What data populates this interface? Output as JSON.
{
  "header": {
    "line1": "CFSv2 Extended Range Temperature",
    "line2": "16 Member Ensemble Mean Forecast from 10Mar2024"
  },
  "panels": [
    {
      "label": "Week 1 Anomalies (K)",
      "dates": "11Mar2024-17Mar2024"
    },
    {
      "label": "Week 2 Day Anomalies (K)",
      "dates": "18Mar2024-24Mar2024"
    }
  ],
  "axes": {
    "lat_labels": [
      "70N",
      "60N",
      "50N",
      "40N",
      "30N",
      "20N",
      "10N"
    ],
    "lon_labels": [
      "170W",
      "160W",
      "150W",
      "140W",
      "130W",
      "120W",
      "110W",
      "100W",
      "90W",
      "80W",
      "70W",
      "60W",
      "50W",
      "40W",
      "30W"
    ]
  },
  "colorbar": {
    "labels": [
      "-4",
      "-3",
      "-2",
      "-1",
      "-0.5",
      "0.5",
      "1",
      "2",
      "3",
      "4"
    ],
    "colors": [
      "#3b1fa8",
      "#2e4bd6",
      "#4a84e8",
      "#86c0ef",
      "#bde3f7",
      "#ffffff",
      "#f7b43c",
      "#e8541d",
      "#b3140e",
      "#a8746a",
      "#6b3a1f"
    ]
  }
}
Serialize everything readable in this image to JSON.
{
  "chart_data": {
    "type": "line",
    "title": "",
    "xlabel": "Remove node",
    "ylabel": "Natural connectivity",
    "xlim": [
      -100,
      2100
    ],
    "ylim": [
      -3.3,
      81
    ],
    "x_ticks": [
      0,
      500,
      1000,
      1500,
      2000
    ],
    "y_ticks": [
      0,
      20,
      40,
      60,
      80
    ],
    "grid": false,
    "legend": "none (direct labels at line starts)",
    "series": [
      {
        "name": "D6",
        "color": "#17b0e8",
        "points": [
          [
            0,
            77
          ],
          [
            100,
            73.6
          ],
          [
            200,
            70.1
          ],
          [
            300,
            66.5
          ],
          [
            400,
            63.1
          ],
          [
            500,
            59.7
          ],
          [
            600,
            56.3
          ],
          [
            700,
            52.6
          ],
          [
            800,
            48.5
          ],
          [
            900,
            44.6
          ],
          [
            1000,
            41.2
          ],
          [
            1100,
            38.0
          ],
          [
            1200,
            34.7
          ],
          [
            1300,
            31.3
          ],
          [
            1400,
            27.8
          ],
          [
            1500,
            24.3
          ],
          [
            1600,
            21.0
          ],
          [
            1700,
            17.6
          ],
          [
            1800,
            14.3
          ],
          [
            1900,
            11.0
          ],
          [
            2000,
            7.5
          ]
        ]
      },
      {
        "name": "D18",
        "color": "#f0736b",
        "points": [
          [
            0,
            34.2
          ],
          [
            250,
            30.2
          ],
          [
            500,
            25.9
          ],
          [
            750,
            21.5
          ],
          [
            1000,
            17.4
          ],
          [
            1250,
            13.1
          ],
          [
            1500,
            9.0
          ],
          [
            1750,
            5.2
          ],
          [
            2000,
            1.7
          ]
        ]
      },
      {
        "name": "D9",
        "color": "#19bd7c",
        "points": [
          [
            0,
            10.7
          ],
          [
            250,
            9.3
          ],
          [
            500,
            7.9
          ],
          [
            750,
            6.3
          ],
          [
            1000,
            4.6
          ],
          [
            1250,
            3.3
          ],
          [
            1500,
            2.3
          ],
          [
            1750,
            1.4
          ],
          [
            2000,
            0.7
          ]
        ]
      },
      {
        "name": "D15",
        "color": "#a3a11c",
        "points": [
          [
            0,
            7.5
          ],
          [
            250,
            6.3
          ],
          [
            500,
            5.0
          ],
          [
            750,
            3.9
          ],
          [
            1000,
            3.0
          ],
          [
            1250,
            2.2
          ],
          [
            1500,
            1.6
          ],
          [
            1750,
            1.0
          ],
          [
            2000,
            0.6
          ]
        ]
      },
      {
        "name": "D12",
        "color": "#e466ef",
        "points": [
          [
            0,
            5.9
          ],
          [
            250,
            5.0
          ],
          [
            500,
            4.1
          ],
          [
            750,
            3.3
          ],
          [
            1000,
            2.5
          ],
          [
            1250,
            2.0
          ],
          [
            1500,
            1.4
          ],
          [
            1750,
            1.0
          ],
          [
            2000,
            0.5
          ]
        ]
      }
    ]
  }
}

+ + + + + + +

**Set problem**.
Print every line of the records exactly. Omit nothing.

**Complete output**.
What data populates this interface? Output as JSON.
{
  "header": {
    "line1": "CFSv2 Extended Range Temperature",
    "line2": "16 Member Ensemble Mean Forecast from 10Mar2024"
  },
  "panels": [
    {
      "label": "Week 1 Anomalies (K)",
      "dates": "11Mar2024-17Mar2024"
    },
    {
      "label": "Week 2 Day Anomalies (K)",
      "dates": "18Mar2024-24Mar2024"
    }
  ],
  "axes": {
    "lat_labels": [
      "70N",
      "60N",
      "50N",
      "40N",
      "30N",
      "20N",
      "10N"
    ],
    "lon_labels": [
      "170W",
      "160W",
      "150W",
      "140W",
      "130W",
      "120W",
      "110W",
      "100W",
      "90W",
      "80W",
      "70W",
      "60W",
      "50W",
      "40W",
      "30W"
    ]
  },
  "colorbar": {
    "labels": [
      "-4",
      "-3",
      "-2",
      "-1",
      "-0.5",
      "0.5",
      "1",
      "2",
      "3",
      "4"
    ],
    "colors": [
      "#3b1fa8",
      "#2e4bd6",
      "#4a84e8",
      "#86c0ef",
      "#bde3f7",
      "#ffffff",
      "#f7b43c",
      "#e8541d",
      "#b3140e",
      "#a8746a",
      "#6b3a1f"
    ]
  }
}
Serialize everything readable in this image to JSON.
{
  "chart_data": {
    "type": "line",
    "title": "",
    "xlabel": "Remove node",
    "ylabel": "Natural connectivity",
    "xlim": [
      -100,
      2100
    ],
    "ylim": [
      -3.3,
      81
    ],
    "x_ticks": [
      0,
      500,
      1000,
      1500,
      2000
    ],
    "y_ticks": [
      0,
      20,
      40,
      60,
      80
    ],
    "grid": false,
    "legend": "none (direct labels at line starts)",
    "series": [
      {
        "name": "D6",
        "color": "#17b0e8",
        "points": [
          [
            0,
            77
          ],
          [
            100,
            73.6
          ],
          [
            200,
            70.1
          ],
          [
            300,
            66.5
          ],
          [
            400,
            63.1
          ],
          [
            500,
            59.7
          ],
          [
            600,
            56.3
          ],
          [
            700,
            52.6
          ],
          [
            800,
            48.5
          ],
          [
            900,
            44.6
          ],
          [
            1000,
            41.2
          ],
          [
            1100,
            38.0
          ],
          [
            1200,
            34.7
          ],
          [
            1300,
            31.3
          ],
          [
            1400,
            27.8
          ],
          [
            1500,
            24.3
          ],
          [
            1600,
            21.0
          ],
          [
            1700,
            17.6
          ],
          [
            1800,
            14.3
          ],
          [
            1900,
            11.0
          ],
          [
            2000,
            7.5
          ]
        ]
      },
      {
        "name": "D18",
        "color": "#f0736b",
        "points": [
          [
            0,
            34.2
          ],
          [
            250,
            30.2
          ],
          [
            500,
            25.9
          ],
          [
            750,
            21.5
          ],
          [
            1000,
            17.4
          ],
          [
            1250,
            13.1
          ],
          [
            1500,
            9.0
          ],
          [
            1750,
            5.2
          ],
          [
            2000,
            1.7
          ]
        ]
      },
      {
        "name": "D9",
        "color": "#19bd7c",
        "points": [
          [
            0,
            10.7
          ],
          [
            250,
            9.3
          ],
          [
            500,
            7.9
          ],
          [
            750,
            6.3
          ],
          [
            1000,
            4.6
          ],
          [
            1250,
            3.3
          ],
          [
            1500,
            2.3
          ],
          [
            1750,
            1.4
          ],
          [
            2000,
            0.7
          ]
        ]
      },
      {
        "name": "D15",
        "color": "#a3a11c",
        "points": [
          [
            0,
            7.5
          ],
          [
            250,
            6.3
          ],
          [
            500,
            5.0
          ],
          [
            750,
            3.9
          ],
          [
            1000,
            3.0
          ],
          [
            1250,
            2.2
          ],
          [
            1500,
            1.6
          ],
          [
            1750,
            1.0
          ],
          [
            2000,
            0.6
          ]
        ]
      },
      {
        "name": "D12",
        "color": "#e466ef",
        "points": [
          [
            0,
            5.9
          ],
          [
            250,
            5.0
          ],
          [
            500,
            4.1
          ],
          [
            750,
            3.3
          ],
          [
            1000,
            2.5
          ],
          [
            1250,
            2.0
          ],
          [
            1500,
            1.4
          ],
          [
            1750,
            1.0
          ],
          [
            2000,
            0.5
          ]
        ]
      }
    ]
  }
}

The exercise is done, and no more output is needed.